• **DATASET**
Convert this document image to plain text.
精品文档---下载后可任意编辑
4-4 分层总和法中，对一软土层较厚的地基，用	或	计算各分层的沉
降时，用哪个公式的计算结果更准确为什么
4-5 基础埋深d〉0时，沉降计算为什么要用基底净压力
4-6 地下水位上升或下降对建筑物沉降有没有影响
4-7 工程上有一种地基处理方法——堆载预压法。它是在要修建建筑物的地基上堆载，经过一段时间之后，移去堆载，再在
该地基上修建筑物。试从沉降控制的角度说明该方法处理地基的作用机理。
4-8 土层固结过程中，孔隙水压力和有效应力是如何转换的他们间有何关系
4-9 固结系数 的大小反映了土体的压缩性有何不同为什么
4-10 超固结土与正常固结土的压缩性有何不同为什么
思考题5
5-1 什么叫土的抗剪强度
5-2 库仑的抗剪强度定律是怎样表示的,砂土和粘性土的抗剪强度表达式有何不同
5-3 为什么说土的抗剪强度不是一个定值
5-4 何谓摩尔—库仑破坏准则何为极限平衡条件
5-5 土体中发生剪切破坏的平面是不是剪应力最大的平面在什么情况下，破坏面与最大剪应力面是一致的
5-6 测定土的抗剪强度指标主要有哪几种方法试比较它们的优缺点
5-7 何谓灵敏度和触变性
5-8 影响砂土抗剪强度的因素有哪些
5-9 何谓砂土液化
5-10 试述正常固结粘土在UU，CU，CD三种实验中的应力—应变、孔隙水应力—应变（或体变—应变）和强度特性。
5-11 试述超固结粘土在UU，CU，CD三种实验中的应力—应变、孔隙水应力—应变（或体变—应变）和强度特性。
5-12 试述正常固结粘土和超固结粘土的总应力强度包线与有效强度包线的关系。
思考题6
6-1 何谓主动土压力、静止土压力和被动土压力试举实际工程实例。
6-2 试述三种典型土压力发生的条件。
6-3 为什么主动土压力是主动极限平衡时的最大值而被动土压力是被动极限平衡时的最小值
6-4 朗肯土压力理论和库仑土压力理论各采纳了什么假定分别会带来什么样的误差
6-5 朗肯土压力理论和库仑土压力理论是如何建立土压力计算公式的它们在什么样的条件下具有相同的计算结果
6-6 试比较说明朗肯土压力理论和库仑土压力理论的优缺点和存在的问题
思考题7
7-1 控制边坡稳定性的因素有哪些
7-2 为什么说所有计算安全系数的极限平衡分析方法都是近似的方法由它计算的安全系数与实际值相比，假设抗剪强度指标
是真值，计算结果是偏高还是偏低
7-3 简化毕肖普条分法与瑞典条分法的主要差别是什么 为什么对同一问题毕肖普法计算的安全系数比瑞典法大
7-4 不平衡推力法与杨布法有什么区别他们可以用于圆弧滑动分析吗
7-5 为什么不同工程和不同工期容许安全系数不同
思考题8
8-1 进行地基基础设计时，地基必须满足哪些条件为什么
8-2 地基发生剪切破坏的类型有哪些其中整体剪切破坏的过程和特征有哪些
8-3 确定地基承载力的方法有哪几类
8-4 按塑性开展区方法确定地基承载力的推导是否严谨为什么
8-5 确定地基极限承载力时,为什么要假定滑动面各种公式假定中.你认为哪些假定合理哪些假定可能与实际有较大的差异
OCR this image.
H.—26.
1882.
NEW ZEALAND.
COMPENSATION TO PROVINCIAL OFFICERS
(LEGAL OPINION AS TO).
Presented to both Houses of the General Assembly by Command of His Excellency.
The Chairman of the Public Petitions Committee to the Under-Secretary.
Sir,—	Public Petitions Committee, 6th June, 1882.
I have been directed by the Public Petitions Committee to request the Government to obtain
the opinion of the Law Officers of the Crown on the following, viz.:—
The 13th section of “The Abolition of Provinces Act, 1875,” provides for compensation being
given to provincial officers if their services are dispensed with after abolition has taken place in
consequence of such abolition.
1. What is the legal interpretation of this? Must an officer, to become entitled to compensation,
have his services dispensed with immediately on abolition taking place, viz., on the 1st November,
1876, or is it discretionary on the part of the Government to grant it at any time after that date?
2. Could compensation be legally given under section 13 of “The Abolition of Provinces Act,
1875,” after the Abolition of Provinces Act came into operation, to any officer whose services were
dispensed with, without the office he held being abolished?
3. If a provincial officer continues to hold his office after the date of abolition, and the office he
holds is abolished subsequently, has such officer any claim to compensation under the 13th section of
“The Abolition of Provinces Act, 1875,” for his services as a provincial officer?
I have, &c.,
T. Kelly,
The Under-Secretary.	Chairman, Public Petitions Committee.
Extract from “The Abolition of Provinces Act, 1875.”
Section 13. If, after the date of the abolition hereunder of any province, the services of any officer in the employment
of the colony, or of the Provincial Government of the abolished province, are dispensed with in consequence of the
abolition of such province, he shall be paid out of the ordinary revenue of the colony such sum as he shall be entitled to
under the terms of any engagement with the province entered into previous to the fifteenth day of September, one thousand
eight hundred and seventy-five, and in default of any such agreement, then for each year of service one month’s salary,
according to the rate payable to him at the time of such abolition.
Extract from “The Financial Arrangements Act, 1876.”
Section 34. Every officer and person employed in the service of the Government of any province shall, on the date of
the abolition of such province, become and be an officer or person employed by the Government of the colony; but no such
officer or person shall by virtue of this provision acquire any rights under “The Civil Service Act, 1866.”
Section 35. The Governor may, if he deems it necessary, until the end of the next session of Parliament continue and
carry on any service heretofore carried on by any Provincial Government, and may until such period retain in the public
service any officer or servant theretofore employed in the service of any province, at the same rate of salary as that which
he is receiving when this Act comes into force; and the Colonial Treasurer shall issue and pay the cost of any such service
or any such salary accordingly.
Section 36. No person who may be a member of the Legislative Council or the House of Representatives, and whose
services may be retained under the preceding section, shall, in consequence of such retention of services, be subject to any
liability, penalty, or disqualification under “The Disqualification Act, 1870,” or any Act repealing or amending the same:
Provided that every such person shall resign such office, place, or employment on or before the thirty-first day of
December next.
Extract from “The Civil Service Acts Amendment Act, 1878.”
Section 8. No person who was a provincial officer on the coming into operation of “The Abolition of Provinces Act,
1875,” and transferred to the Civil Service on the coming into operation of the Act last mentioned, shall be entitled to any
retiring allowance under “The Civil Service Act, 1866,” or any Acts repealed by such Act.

• **EXERCISE OBJECTIVE**
Determine how many lines above contain "from" as a word or string. Give the number alone.

• **TASK SOLUTION**
3